GOAL - Copy every line with the string "name" in it.

+--

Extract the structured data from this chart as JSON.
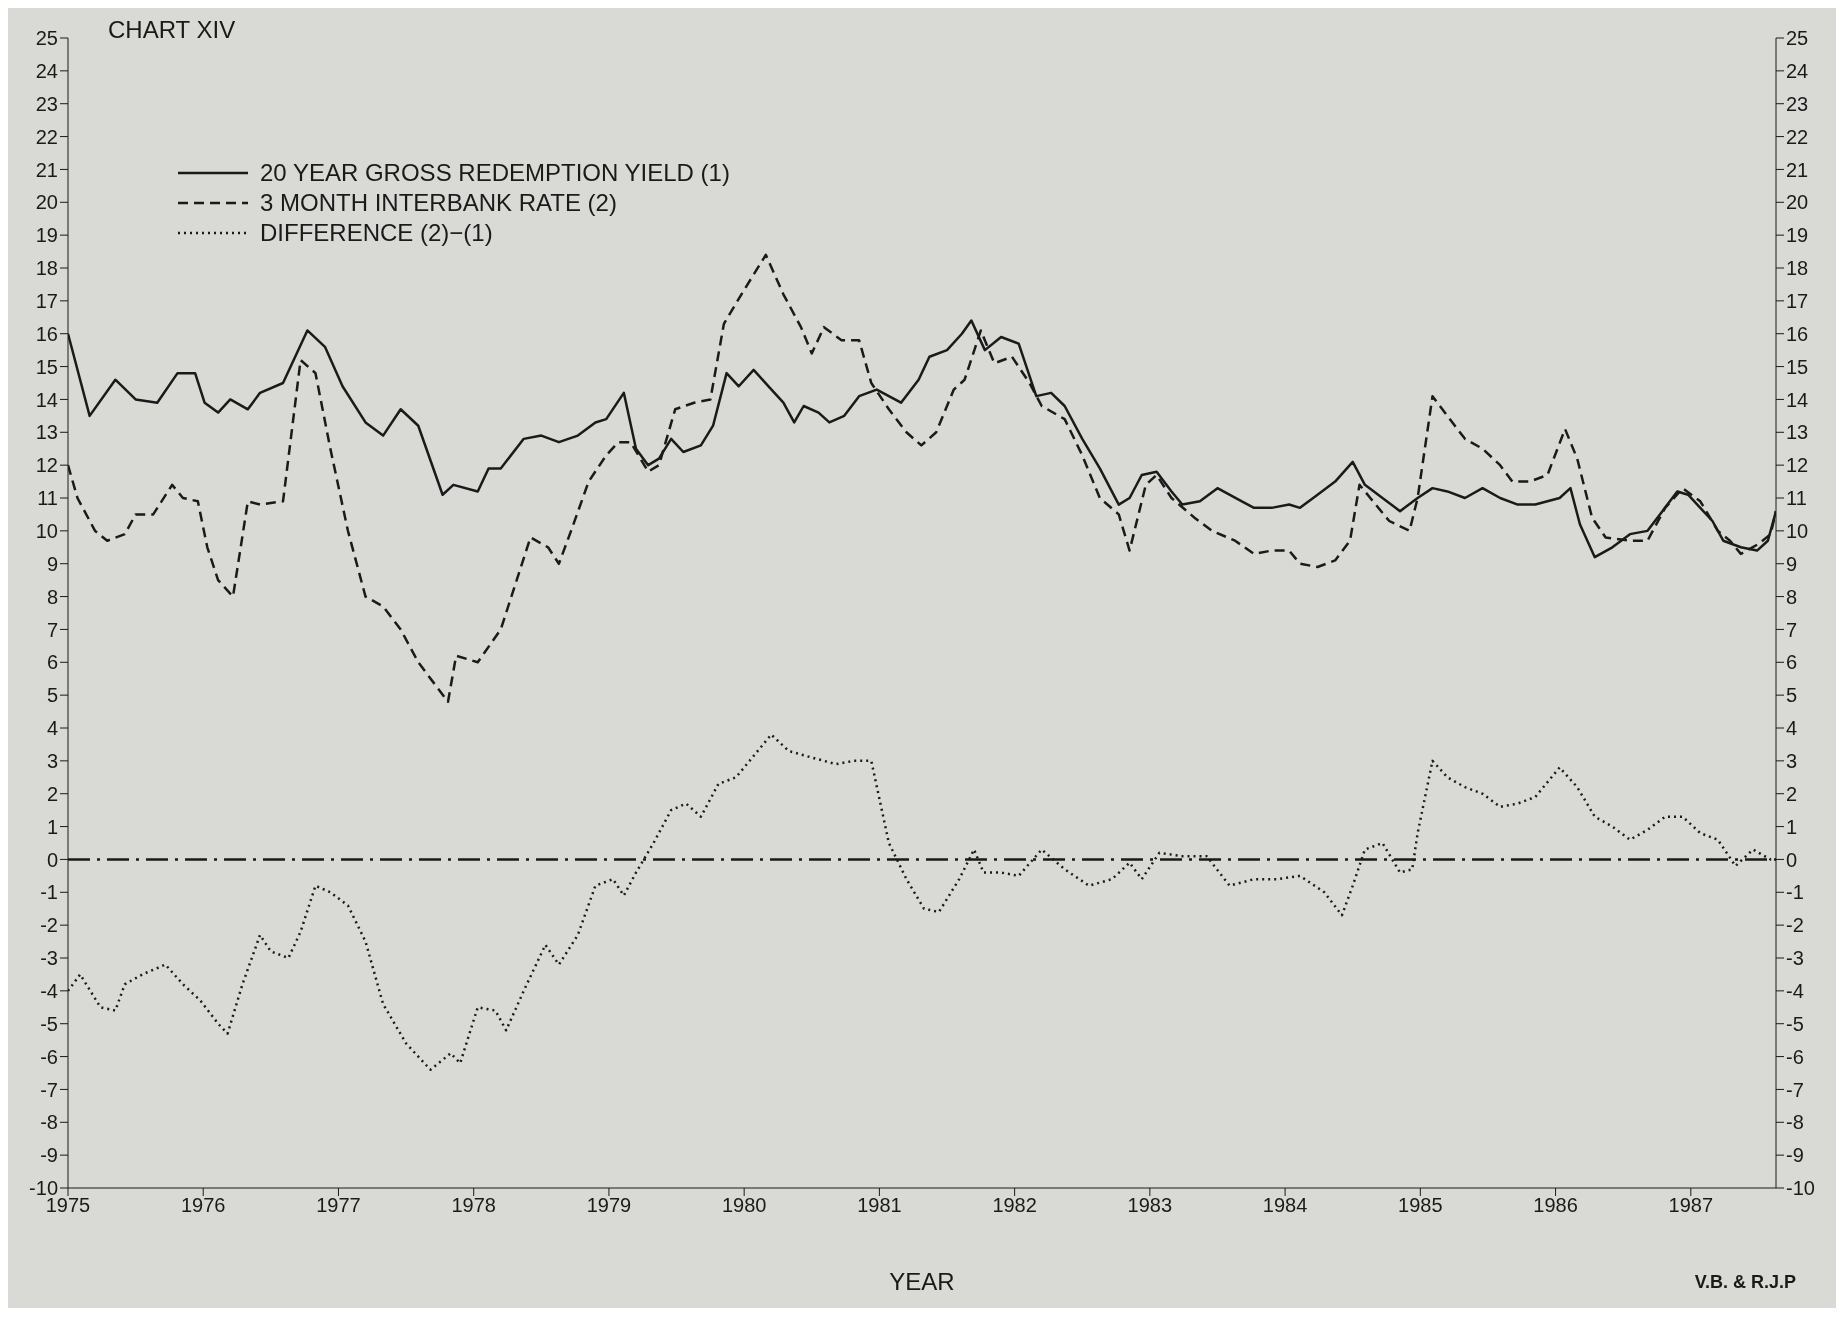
{
  "chart_data": {
    "type": "line",
    "title": "CHART XIV",
    "xlabel": "YEAR",
    "annotations": [
      "V.B. & R.J.P"
    ],
    "xlim": [
      1975,
      1987.63
    ],
    "xticks": [
      1975,
      1976,
      1977,
      1978,
      1979,
      1980,
      1981,
      1982,
      1983,
      1984,
      1985,
      1986,
      1987
    ],
    "ylim": [
      -10,
      25
    ],
    "yticks": [
      -10,
      -9,
      -8,
      -7,
      -6,
      -5,
      -4,
      -3,
      -2,
      -1,
      0,
      1,
      2,
      3,
      4,
      5,
      6,
      7,
      8,
      9,
      10,
      11,
      12,
      13,
      14,
      15,
      16,
      17,
      18,
      19,
      20,
      21,
      22,
      23,
      24,
      25
    ],
    "y2lim": [
      -10,
      25
    ],
    "y2ticks": [
      -10,
      -9,
      -8,
      -7,
      -6,
      -5,
      -4,
      -3,
      -2,
      -1,
      0,
      1,
      2,
      3,
      4,
      5,
      6,
      7,
      8,
      9,
      10,
      11,
      12,
      13,
      14,
      15,
      16,
      17,
      18,
      19,
      20,
      21,
      22,
      23,
      24,
      25
    ],
    "legend": "top left",
    "marker": "none",
    "ref_lines": [
      {
        "axis": "y",
        "value": 0,
        "line_style": "dashdot",
        "color": "#1a1a1a"
      }
    ],
    "series": [
      {
        "name": "20 YEAR GROSS REDEMPTION YIELD (1)",
        "color": "#1a1a1a",
        "line_style": "solid",
        "x": [
          1975.0,
          1975.16,
          1975.35,
          1975.5,
          1975.66,
          1975.81,
          1975.94,
          1976.01,
          1976.11,
          1976.2,
          1976.33,
          1976.42,
          1976.59,
          1976.77,
          1976.9,
          1977.03,
          1977.2,
          1977.33,
          1977.46,
          1977.59,
          1977.77,
          1977.85,
          1978.03,
          1978.11,
          1978.2,
          1978.37,
          1978.5,
          1978.63,
          1978.77,
          1978.9,
          1978.98,
          1979.11,
          1979.2,
          1979.29,
          1979.37,
          1979.46,
          1979.55,
          1979.68,
          1979.77,
          1979.87,
          1979.96,
          1980.07,
          1980.18,
          1980.29,
          1980.37,
          1980.44,
          1980.55,
          1980.63,
          1980.74,
          1980.85,
          1980.98,
          1981.16,
          1981.29,
          1981.37,
          1981.5,
          1981.61,
          1981.68,
          1981.78,
          1981.9,
          1982.03,
          1982.16,
          1982.27,
          1982.37,
          1982.5,
          1982.63,
          1982.77,
          1982.85,
          1982.94,
          1983.05,
          1983.16,
          1983.24,
          1983.37,
          1983.5,
          1983.68,
          1983.77,
          1983.9,
          1984.03,
          1984.11,
          1984.24,
          1984.37,
          1984.5,
          1984.59,
          1984.72,
          1984.85,
          1984.98,
          1985.09,
          1985.2,
          1985.33,
          1985.46,
          1985.59,
          1985.72,
          1985.85,
          1986.03,
          1986.11,
          1986.18,
          1986.29,
          1986.42,
          1986.55,
          1986.68,
          1986.79,
          1986.9,
          1986.98,
          1987.07,
          1987.16,
          1987.24,
          1987.37,
          1987.49,
          1987.57,
          1987.63
        ],
        "values": [
          16.0,
          13.5,
          14.6,
          14.0,
          13.9,
          14.8,
          14.8,
          13.9,
          13.6,
          14.0,
          13.7,
          14.2,
          14.5,
          16.1,
          15.6,
          14.4,
          13.3,
          12.9,
          13.7,
          13.2,
          11.1,
          11.4,
          11.2,
          11.9,
          11.9,
          12.8,
          12.9,
          12.7,
          12.9,
          13.3,
          13.4,
          14.2,
          12.5,
          12.0,
          12.2,
          12.8,
          12.4,
          12.6,
          13.2,
          14.8,
          14.4,
          14.9,
          14.4,
          13.9,
          13.3,
          13.8,
          13.6,
          13.3,
          13.5,
          14.1,
          14.3,
          13.9,
          14.6,
          15.3,
          15.5,
          16.0,
          16.4,
          15.5,
          15.9,
          15.7,
          14.1,
          14.2,
          13.8,
          12.8,
          11.9,
          10.8,
          11.0,
          11.7,
          11.8,
          11.2,
          10.8,
          10.9,
          11.3,
          10.9,
          10.7,
          10.7,
          10.8,
          10.7,
          11.1,
          11.5,
          12.1,
          11.4,
          11.0,
          10.6,
          11.0,
          11.3,
          11.2,
          11.0,
          11.3,
          11.0,
          10.8,
          10.8,
          11.0,
          11.3,
          10.2,
          9.2,
          9.5,
          9.9,
          10.0,
          10.6,
          11.2,
          11.1,
          10.7,
          10.3,
          9.7,
          9.5,
          9.4,
          9.7,
          10.6
        ]
      },
      {
        "name": "3 MONTH INTERBANK RATE (2)",
        "color": "#1a1a1a",
        "line_style": "dashed",
        "x": [
          1975.0,
          1975.07,
          1975.2,
          1975.29,
          1975.42,
          1975.5,
          1975.63,
          1975.77,
          1975.85,
          1975.96,
          1976.03,
          1976.11,
          1976.22,
          1976.33,
          1976.42,
          1976.59,
          1976.72,
          1976.83,
          1976.94,
          1977.07,
          1977.2,
          1977.33,
          1977.46,
          1977.59,
          1977.81,
          1977.87,
          1978.03,
          1978.2,
          1978.42,
          1978.55,
          1978.63,
          1978.72,
          1978.85,
          1978.98,
          1979.07,
          1979.16,
          1979.29,
          1979.37,
          1979.49,
          1979.63,
          1979.75,
          1979.85,
          1979.98,
          1980.16,
          1980.29,
          1980.42,
          1980.5,
          1980.59,
          1980.72,
          1980.85,
          1980.94,
          1981.07,
          1981.2,
          1981.31,
          1981.42,
          1981.55,
          1981.63,
          1981.75,
          1981.85,
          1981.98,
          1982.11,
          1982.2,
          1982.37,
          1982.5,
          1982.63,
          1982.77,
          1982.85,
          1982.97,
          1983.05,
          1983.16,
          1983.33,
          1983.46,
          1983.63,
          1983.77,
          1983.9,
          1984.03,
          1984.11,
          1984.24,
          1984.37,
          1984.48,
          1984.55,
          1984.63,
          1984.77,
          1984.92,
          1984.98,
          1985.09,
          1985.2,
          1985.33,
          1985.46,
          1985.59,
          1985.68,
          1985.81,
          1985.94,
          1986.07,
          1986.16,
          1986.27,
          1986.37,
          1986.55,
          1986.68,
          1986.81,
          1986.94,
          1987.07,
          1987.2,
          1987.29,
          1987.37,
          1987.5,
          1987.59,
          1987.63
        ],
        "values": [
          12.0,
          11.0,
          10.0,
          9.7,
          9.9,
          10.5,
          10.5,
          11.4,
          11.0,
          10.9,
          9.5,
          8.5,
          8.0,
          10.9,
          10.8,
          10.9,
          15.2,
          14.8,
          12.5,
          10.0,
          8.0,
          7.7,
          7.0,
          6.0,
          4.8,
          6.2,
          6.0,
          7.0,
          9.8,
          9.5,
          9.0,
          10.0,
          11.5,
          12.3,
          12.7,
          12.7,
          11.8,
          12.0,
          13.7,
          13.9,
          14.0,
          16.3,
          17.2,
          18.4,
          17.2,
          16.2,
          15.4,
          16.2,
          15.8,
          15.8,
          14.5,
          13.7,
          13.0,
          12.6,
          13.0,
          14.3,
          14.6,
          16.1,
          15.1,
          15.3,
          14.5,
          13.8,
          13.4,
          12.3,
          11.0,
          10.5,
          9.4,
          11.4,
          11.7,
          11.0,
          10.4,
          10.0,
          9.7,
          9.3,
          9.4,
          9.4,
          9.0,
          8.9,
          9.1,
          9.7,
          11.4,
          11.0,
          10.3,
          10.0,
          11.0,
          14.1,
          13.5,
          12.8,
          12.5,
          12.0,
          11.5,
          11.5,
          11.7,
          13.1,
          12.2,
          10.4,
          9.8,
          9.7,
          9.7,
          10.7,
          11.3,
          10.9,
          10.0,
          9.7,
          9.3,
          9.6,
          9.9,
          10.6
        ]
      },
      {
        "name": "DIFFERENCE (2)−(1)",
        "color": "#1a1a1a",
        "line_style": "dotted",
        "x": [
          1975.0,
          1975.09,
          1975.24,
          1975.35,
          1975.42,
          1975.55,
          1975.72,
          1975.85,
          1975.98,
          1976.11,
          1976.18,
          1976.29,
          1976.42,
          1976.5,
          1976.63,
          1976.72,
          1976.83,
          1976.94,
          1977.07,
          1977.2,
          1977.33,
          1977.5,
          1977.68,
          1977.83,
          1977.9,
          1978.03,
          1978.16,
          1978.24,
          1978.37,
          1978.53,
          1978.63,
          1978.77,
          1978.9,
          1979.03,
          1979.11,
          1979.2,
          1979.33,
          1979.46,
          1979.57,
          1979.68,
          1979.81,
          1979.94,
          1980.04,
          1980.2,
          1980.33,
          1980.5,
          1980.68,
          1980.81,
          1980.94,
          1981.07,
          1981.2,
          1981.33,
          1981.44,
          1981.59,
          1981.7,
          1981.77,
          1981.9,
          1982.03,
          1982.2,
          1982.37,
          1982.55,
          1982.72,
          1982.85,
          1982.94,
          1983.07,
          1983.24,
          1983.42,
          1983.59,
          1983.77,
          1983.94,
          1984.11,
          1984.29,
          1984.42,
          1984.5,
          1984.59,
          1984.72,
          1984.85,
          1984.94,
          1984.98,
          1985.09,
          1985.2,
          1985.33,
          1985.46,
          1985.59,
          1985.72,
          1985.85,
          1986.03,
          1986.16,
          1986.29,
          1986.42,
          1986.55,
          1986.68,
          1986.81,
          1986.94,
          1987.07,
          1987.2,
          1987.33,
          1987.46,
          1987.59,
          1987.63
        ],
        "values": [
          -4.0,
          -3.5,
          -4.5,
          -4.6,
          -3.8,
          -3.5,
          -3.2,
          -3.8,
          -4.3,
          -5.0,
          -5.3,
          -3.8,
          -2.3,
          -2.8,
          -3.0,
          -2.2,
          -0.8,
          -1.0,
          -1.4,
          -2.5,
          -4.4,
          -5.6,
          -6.4,
          -5.9,
          -6.2,
          -4.5,
          -4.6,
          -5.2,
          -4.0,
          -2.6,
          -3.2,
          -2.3,
          -0.8,
          -0.6,
          -1.1,
          -0.4,
          0.5,
          1.5,
          1.7,
          1.3,
          2.3,
          2.5,
          3.0,
          3.8,
          3.3,
          3.1,
          2.9,
          3.0,
          3.0,
          0.5,
          -0.6,
          -1.5,
          -1.6,
          -0.6,
          0.3,
          -0.4,
          -0.4,
          -0.5,
          0.3,
          -0.3,
          -0.8,
          -0.6,
          -0.1,
          -0.6,
          0.2,
          0.1,
          0.1,
          -0.8,
          -0.6,
          -0.6,
          -0.5,
          -1.0,
          -1.7,
          -0.8,
          0.3,
          0.5,
          -0.4,
          -0.3,
          0.8,
          3.0,
          2.5,
          2.2,
          2.0,
          1.6,
          1.7,
          1.9,
          2.8,
          2.2,
          1.3,
          1.0,
          0.6,
          0.9,
          1.3,
          1.3,
          0.8,
          0.6,
          -0.2,
          0.3,
          0.0,
          0.0
        ]
      }
    ]
  }
}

+--

THE COMPLETED TASK -
        "name": "20 YEAR GROSS REDEMPTION YIELD (1)",
        "name": "3 MONTH INTERBANK RATE (2)",
        "name": "DIFFERENCE (2)−(1)",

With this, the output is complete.